Exactly repeat the material, dropping only the pictures.

>> Start STORED ROWS

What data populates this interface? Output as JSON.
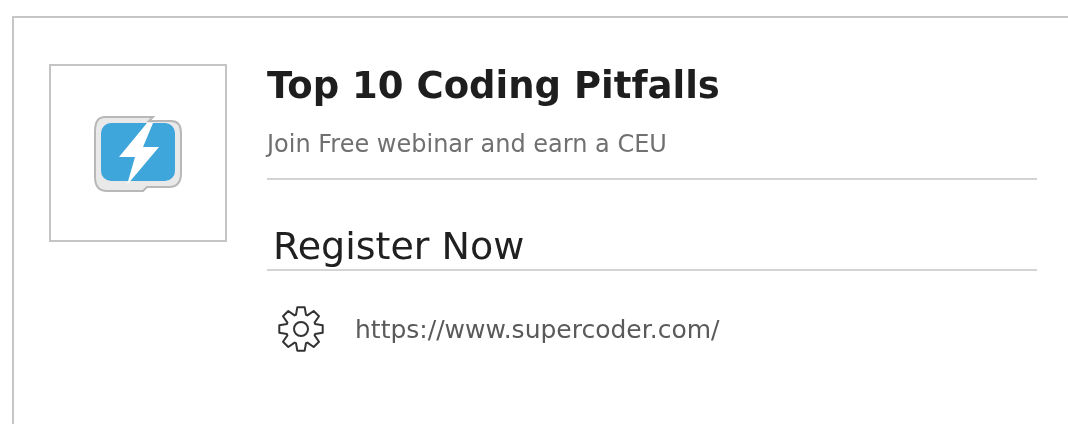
{
  "title": "Top 10 Coding Pitfalls",
  "subtitle": "Join Free webinar and earn a CEU",
  "action": "Register Now",
  "url": "https://www.supercoder.com/"
}
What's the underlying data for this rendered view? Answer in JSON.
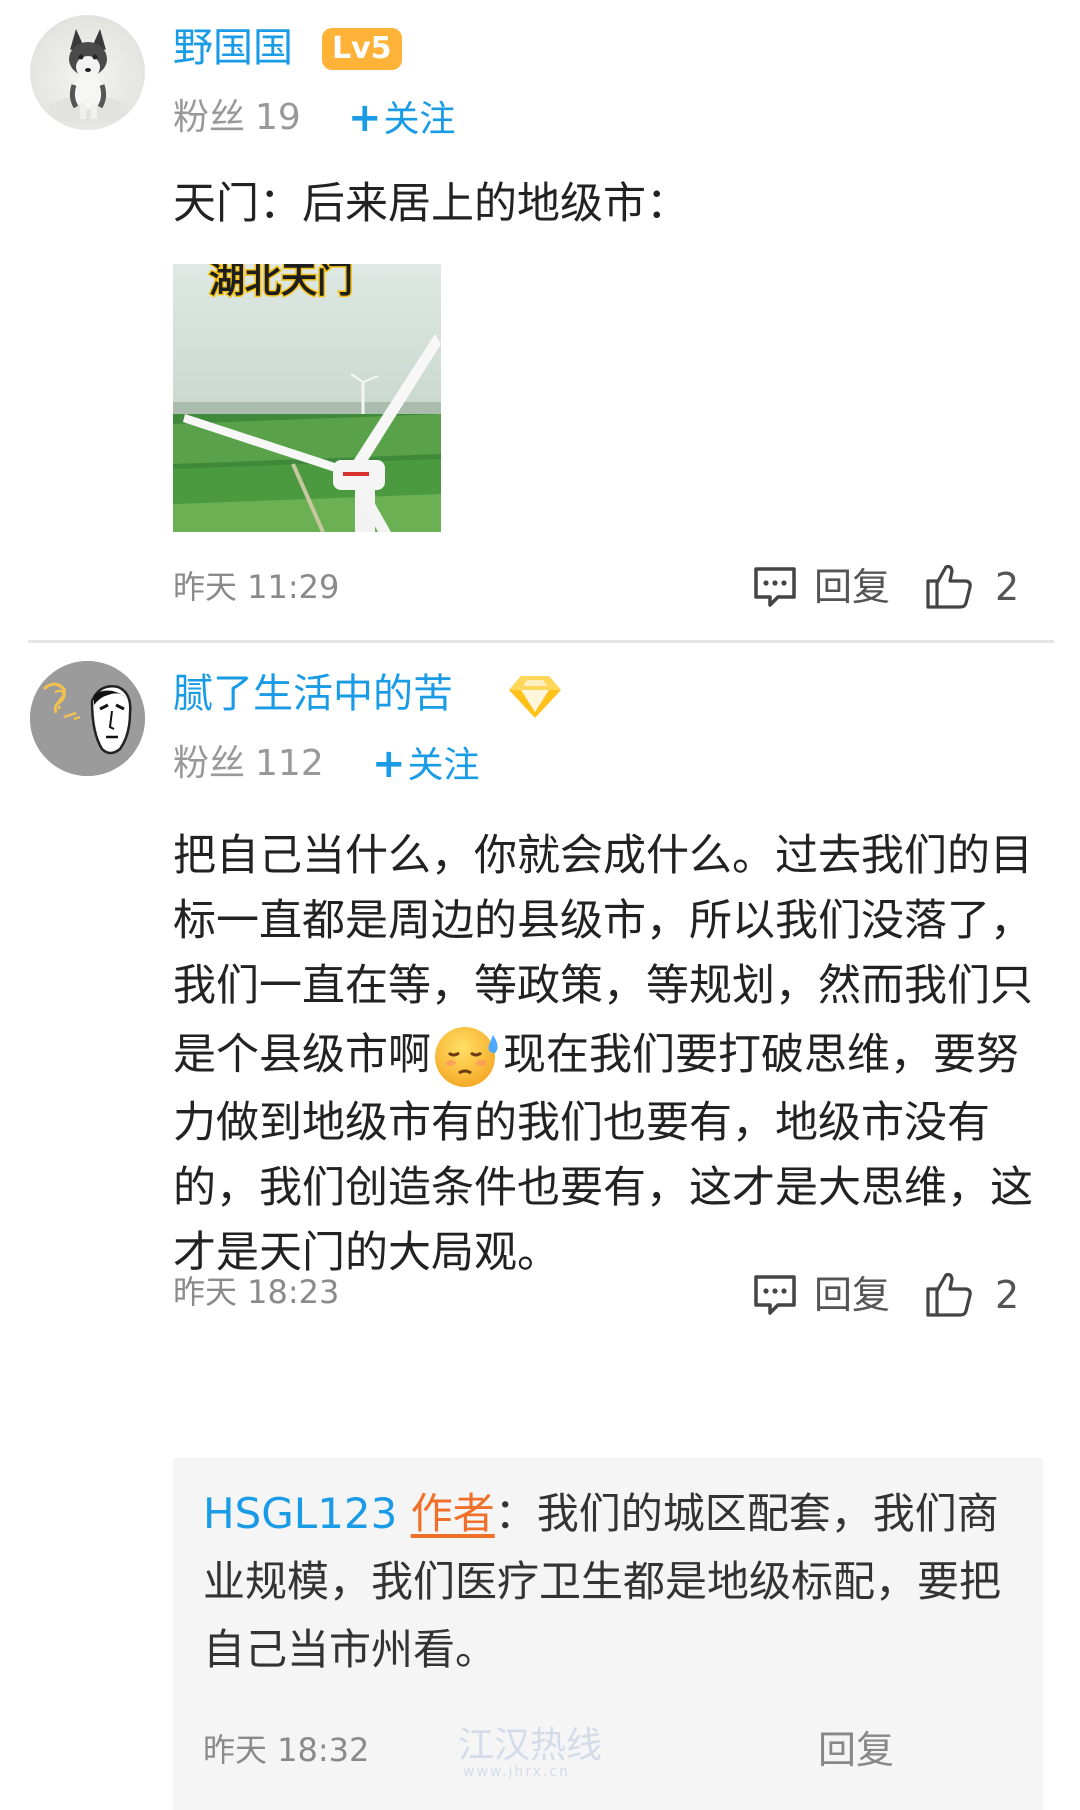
{
  "comments": [
    {
      "username": "野国国",
      "level": "Lv5",
      "fans_label": "粉丝",
      "fans_count": "19",
      "follow_label": "关注",
      "text": "天门：后来居上的地级市：",
      "image_caption": "湖北天门",
      "time": "昨天 11:29",
      "reply_label": "回复",
      "like_count": "2"
    },
    {
      "username": "腻了生活中的苦",
      "fans_label": "粉丝",
      "fans_count": "112",
      "follow_label": "关注",
      "text_before_emoji": "把自己当什么，你就会成什么。过去我们的目标一直都是周边的县级市，所以我们没落了，我们一直在等，等政策，等规划，然而我们只是个县级市啊",
      "emoji": "sweat-emoji",
      "text_after_emoji": "现在我们要打破思维，要努力做到地级市有的我们也要有，地级市没有的，我们创造条件也要有，这才是大思维，这才是天门的大局观。",
      "time": "昨天 18:23",
      "reply_label": "回复",
      "like_count": "2",
      "sub_reply": {
        "username": "HSGL123",
        "author_tag": "作者",
        "separator": "：",
        "text": "我们的城区配套，我们商业规模，我们医疗卫生都是地级标配，要把自己当市州看。",
        "time": "昨天 18:32",
        "reply_label": "回复"
      }
    }
  ],
  "watermark": {
    "text": "江汉热线",
    "url": "www.jhrx.cn"
  },
  "colors": {
    "link_blue": "#1a9be6",
    "level_badge": "#ffb238",
    "author_orange": "#f0702a"
  }
}
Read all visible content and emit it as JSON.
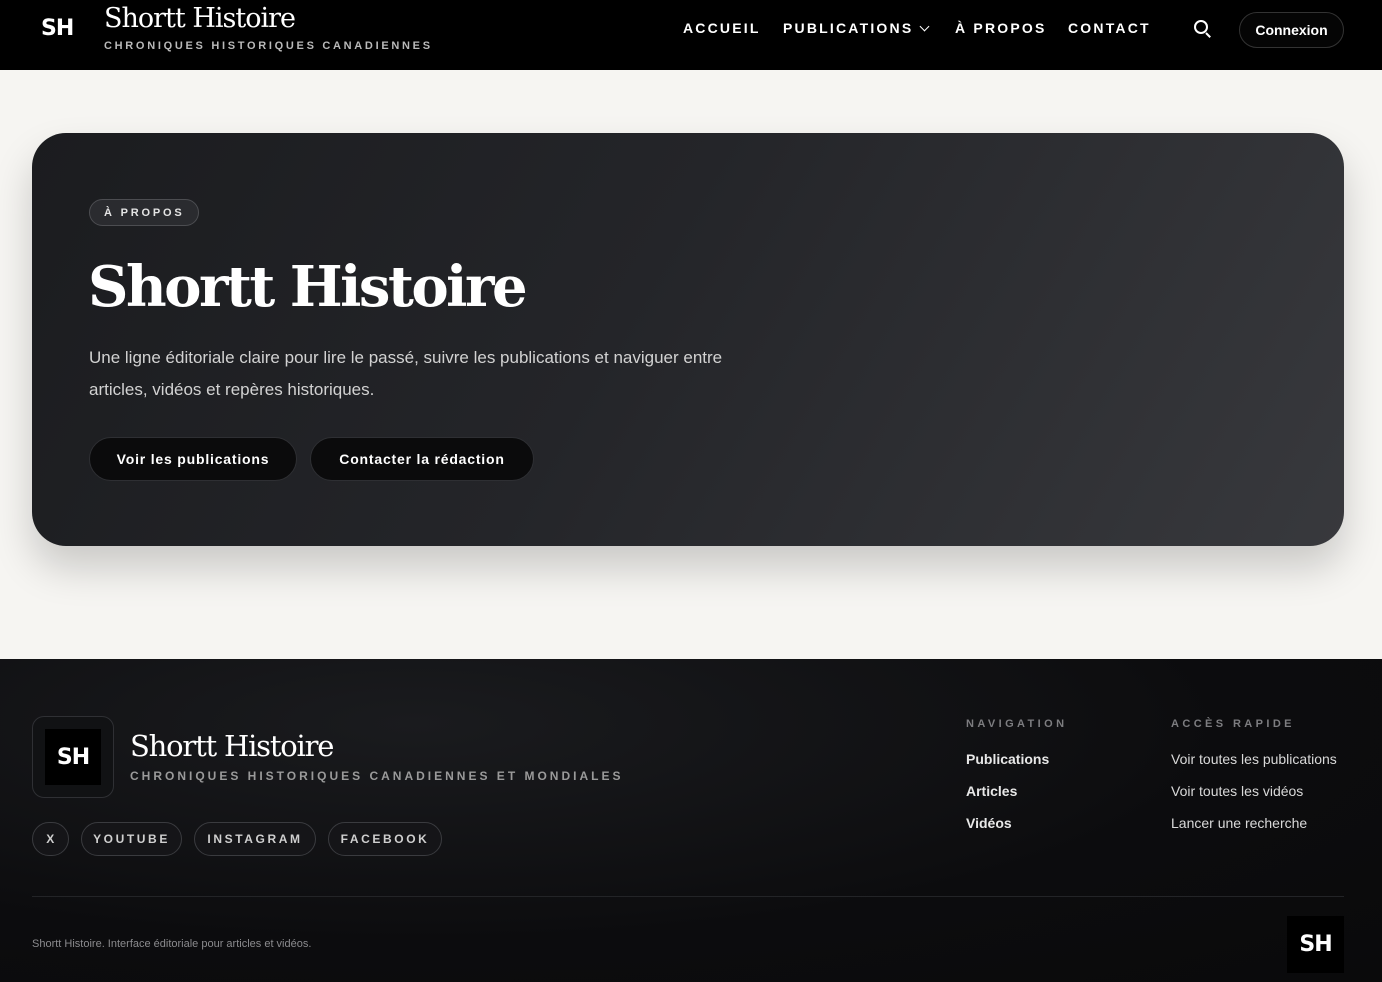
{
  "header": {
    "logo": "SH",
    "title": "Shortt Histoire",
    "subtitle": "CHRONIQUES HISTORIQUES CANADIENNES",
    "nav": [
      "ACCUEIL",
      "PUBLICATIONS",
      "À PROPOS",
      "CONTACT"
    ],
    "search_icon": "search-icon",
    "login_label": "Connexion"
  },
  "hero": {
    "badge": "À PROPOS",
    "title": "Shortt Histoire",
    "description": "Une ligne éditoriale claire pour lire le passé, suivre les publications et naviguer entre articles, vidéos et repères historiques.",
    "primary_button": "Voir les publications",
    "secondary_button": "Contacter la rédaction"
  },
  "footer": {
    "logo": "SH",
    "title": "Shortt Histoire",
    "subtitle": "CHRONIQUES HISTORIQUES CANADIENNES ET MONDIALES",
    "social": [
      "X",
      "YOUTUBE",
      "INSTAGRAM",
      "FACEBOOK"
    ],
    "navigation": {
      "heading": "NAVIGATION",
      "links": [
        "Publications",
        "Articles",
        "Vidéos"
      ]
    },
    "quick_access": {
      "heading": "ACCÈS RAPIDE",
      "links": [
        "Voir toutes les publications",
        "Voir toutes les vidéos",
        "Lancer une recherche"
      ]
    },
    "copyright": "Shortt Histoire. Interface éditoriale pour articles et vidéos.",
    "badge": "SH"
  },
  "colors": {
    "header_bg": "#000000",
    "page_bg": "#f6f5f2",
    "hero_bg": "#242529",
    "footer_bg": "#0c0c0e"
  }
}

>> End STORED ROWS

- _THE ANSWER_
What data populates this interface? Output as JSON.
{
  "title": "Top 10 Coding Pitfalls",
  "subtitle": "Join Free webinar and earn a CEU",
  "action": "Register Now",
  "url": "https://www.supercoder.com/"
}
What's the underlying data for this rendered view? Answer in JSON.
{
  "comments": [
    {
      "username": "野国国",
      "level": "Lv5",
      "fans_label": "粉丝",
      "fans_count": "19",
      "follow_label": "关注",
      "text": "天门：后来居上的地级市：",
      "image_caption": "湖北天门",
      "time": "昨天 11:29",
      "reply_label": "回复",
      "like_count": "2"
    },
    {
      "username": "腻了生活中的苦",
      "fans_label": "粉丝",
      "fans_count": "112",
      "follow_label": "关注",
      "text_before_emoji": "把自己当什么，你就会成什么。过去我们的目标一直都是周边的县级市，所以我们没落了，我们一直在等，等政策，等规划，然而我们只是个县级市啊",
      "emoji": "sweat-emoji",
      "text_after_emoji": "现在我们要打破思维，要努力做到地级市有的我们也要有，地级市没有的，我们创造条件也要有，这才是大思维，这才是天门的大局观。",
      "time": "昨天 18:23",
      "reply_label": "回复",
      "like_count": "2",
      "sub_reply": {
        "username": "HSGL123",
        "author_tag": "作者",
        "separator": "：",
        "text": "我们的城区配套，我们商业规模，我们医疗卫生都是地级标配，要把自己当市州看。",
        "time": "昨天 18:32",
        "reply_label": "回复"
      }
    }
  ],
  "watermark": {
    "text": "江汉热线",
    "url": "www.jhrx.cn"
  },
  "colors": {
    "link_blue": "#1a9be6",
    "level_badge": "#ffb238",
    "author_orange": "#f0702a"
  }
}
Read all visible content and emit it as JSON.
{
  "header": {
    "logo": "SH",
    "title": "Shortt Histoire",
    "subtitle": "CHRONIQUES HISTORIQUES CANADIENNES",
    "nav": [
      "ACCUEIL",
      "PUBLICATIONS",
      "À PROPOS",
      "CONTACT"
    ],
    "search_icon": "search-icon",
    "login_label": "Connexion"
  },
  "hero": {
    "badge": "À PROPOS",
    "title": "Shortt Histoire",
    "description": "Une ligne éditoriale claire pour lire le passé, suivre les publications et naviguer entre articles, vidéos et repères historiques.",
    "primary_button": "Voir les publications",
    "secondary_button": "Contacter la rédaction"
  },
  "footer": {
    "logo": "SH",
    "title": "Shortt Histoire",
    "subtitle": "CHRONIQUES HISTORIQUES CANADIENNES ET MONDIALES",
    "social": [
      "X",
      "YOUTUBE",
      "INSTAGRAM",
      "FACEBOOK"
    ],
    "navigation": {
      "heading": "NAVIGATION",
      "links": [
        "Publications",
        "Articles",
        "Vidéos"
      ]
    },
    "quick_access": {
      "heading": "ACCÈS RAPIDE",
      "links": [
        "Voir toutes les publications",
        "Voir toutes les vidéos",
        "Lancer une recherche"
      ]
    },
    "copyright": "Shortt Histoire. Interface éditoriale pour articles et vidéos.",
    "badge": "SH"
  },
  "colors": {
    "header_bg": "#000000",
    "page_bg": "#f6f5f2",
    "hero_bg": "#242529",
    "footer_bg": "#0c0c0e"
  }
}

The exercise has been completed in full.